→ INSTRUCTIONS TO FOLLOW: Show every line in the records below that contains the word "this".

→ ROWS:
****

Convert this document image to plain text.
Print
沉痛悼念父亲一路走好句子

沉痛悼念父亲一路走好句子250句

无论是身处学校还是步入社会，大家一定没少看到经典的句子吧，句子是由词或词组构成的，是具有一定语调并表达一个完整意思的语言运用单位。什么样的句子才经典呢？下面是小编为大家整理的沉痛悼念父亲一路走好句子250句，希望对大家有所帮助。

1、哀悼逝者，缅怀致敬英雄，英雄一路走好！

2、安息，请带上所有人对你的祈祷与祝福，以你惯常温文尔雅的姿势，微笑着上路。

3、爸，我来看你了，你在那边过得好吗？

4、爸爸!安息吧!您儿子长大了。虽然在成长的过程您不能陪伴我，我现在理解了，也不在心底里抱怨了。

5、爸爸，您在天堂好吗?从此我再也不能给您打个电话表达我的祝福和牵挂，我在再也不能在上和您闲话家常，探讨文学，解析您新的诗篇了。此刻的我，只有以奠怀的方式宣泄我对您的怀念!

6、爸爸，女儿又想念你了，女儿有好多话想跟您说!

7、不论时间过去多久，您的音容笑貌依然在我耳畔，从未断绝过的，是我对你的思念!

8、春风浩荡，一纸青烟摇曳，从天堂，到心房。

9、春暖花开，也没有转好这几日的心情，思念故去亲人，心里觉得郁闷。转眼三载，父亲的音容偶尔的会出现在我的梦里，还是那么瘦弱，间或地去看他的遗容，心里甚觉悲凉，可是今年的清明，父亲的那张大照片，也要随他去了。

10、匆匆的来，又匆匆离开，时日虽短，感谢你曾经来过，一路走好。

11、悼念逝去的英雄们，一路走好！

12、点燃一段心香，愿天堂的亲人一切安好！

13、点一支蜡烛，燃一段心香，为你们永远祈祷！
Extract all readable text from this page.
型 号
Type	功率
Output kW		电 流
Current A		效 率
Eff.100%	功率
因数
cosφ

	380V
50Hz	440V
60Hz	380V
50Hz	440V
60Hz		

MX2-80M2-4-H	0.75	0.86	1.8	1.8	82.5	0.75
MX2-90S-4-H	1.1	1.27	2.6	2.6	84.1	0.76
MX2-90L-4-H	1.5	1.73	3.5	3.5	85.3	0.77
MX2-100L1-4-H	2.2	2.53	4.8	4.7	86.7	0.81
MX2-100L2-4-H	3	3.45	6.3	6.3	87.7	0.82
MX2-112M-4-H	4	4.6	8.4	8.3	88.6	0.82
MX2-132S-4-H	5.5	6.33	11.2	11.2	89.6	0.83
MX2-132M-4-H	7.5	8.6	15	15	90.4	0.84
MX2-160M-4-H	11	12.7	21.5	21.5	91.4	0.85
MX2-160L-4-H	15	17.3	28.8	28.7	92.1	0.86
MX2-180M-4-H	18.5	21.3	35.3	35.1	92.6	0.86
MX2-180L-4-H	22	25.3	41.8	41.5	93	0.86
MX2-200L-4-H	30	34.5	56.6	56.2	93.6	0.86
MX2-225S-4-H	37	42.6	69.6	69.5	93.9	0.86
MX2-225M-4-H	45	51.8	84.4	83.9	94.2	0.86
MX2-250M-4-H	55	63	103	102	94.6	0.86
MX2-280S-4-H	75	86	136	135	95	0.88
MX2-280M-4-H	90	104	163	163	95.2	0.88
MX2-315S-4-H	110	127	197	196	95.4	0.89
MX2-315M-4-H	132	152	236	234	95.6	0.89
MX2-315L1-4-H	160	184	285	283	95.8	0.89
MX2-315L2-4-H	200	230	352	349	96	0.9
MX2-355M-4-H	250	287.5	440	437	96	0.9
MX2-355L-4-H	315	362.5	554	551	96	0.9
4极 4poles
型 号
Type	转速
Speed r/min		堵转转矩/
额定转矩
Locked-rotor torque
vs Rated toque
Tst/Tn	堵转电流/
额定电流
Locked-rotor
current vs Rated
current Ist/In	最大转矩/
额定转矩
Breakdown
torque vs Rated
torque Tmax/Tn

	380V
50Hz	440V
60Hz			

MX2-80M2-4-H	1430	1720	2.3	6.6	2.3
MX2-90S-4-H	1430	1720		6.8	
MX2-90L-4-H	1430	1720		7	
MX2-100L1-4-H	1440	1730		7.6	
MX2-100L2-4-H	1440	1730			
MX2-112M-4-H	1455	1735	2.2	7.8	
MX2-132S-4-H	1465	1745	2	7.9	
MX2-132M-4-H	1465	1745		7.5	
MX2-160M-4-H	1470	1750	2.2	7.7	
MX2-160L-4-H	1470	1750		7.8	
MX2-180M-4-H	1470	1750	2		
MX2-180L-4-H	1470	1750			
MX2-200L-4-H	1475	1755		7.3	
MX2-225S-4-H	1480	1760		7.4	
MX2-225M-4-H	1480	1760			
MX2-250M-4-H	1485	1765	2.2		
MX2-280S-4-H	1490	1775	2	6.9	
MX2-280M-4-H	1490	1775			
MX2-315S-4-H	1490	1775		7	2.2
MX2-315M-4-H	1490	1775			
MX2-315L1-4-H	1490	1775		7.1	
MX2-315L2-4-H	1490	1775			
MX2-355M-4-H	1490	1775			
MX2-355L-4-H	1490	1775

****

→ RESULT OF THE EXERCISE:
Convert this document image to plain text.
Extract all readable text from this page.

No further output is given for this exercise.